→ Work to be completed:
Lines containing the word "this" are to be counted; state their number and nothing further.

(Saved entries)
-*-*-

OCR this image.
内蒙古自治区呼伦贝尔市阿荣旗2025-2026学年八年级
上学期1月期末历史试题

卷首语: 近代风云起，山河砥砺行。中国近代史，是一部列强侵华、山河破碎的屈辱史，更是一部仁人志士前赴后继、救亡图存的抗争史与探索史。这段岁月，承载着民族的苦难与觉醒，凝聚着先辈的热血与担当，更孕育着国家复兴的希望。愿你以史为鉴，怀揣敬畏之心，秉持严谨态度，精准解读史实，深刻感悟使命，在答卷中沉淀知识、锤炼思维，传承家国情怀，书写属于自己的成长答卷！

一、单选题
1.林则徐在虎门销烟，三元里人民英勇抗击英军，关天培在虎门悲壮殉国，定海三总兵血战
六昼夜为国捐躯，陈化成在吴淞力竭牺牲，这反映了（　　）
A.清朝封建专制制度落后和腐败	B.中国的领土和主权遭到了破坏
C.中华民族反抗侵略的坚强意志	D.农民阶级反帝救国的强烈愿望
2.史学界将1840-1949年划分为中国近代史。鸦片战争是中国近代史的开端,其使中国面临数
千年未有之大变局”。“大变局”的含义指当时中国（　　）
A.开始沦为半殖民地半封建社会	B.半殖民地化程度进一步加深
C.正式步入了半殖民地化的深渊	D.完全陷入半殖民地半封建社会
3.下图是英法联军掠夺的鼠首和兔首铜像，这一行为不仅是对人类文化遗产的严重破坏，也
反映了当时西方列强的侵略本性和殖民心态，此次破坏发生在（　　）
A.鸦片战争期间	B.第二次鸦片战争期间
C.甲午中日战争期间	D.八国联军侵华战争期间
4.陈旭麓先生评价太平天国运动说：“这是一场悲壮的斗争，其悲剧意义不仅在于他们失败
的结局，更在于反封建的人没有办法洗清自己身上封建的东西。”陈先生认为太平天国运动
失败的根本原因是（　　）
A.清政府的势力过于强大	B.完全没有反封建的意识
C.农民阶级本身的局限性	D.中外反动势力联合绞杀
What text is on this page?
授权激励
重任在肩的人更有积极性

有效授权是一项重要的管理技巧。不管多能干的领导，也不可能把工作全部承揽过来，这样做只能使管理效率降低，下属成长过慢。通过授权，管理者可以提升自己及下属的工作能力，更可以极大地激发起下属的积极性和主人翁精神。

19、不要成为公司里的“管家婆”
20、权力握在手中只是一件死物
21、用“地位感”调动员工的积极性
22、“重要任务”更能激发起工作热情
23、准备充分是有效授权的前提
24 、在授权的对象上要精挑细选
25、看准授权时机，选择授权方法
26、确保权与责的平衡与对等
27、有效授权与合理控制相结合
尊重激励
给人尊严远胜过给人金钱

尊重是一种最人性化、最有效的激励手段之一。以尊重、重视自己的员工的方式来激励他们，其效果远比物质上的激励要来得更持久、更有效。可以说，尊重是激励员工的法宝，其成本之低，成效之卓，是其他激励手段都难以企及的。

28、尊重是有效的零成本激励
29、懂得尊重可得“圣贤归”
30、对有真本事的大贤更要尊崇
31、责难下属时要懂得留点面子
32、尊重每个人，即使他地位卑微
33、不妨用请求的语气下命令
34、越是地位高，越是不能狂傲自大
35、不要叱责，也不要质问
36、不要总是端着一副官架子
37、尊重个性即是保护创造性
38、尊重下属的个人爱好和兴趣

-*-*-

→ Correct response:
2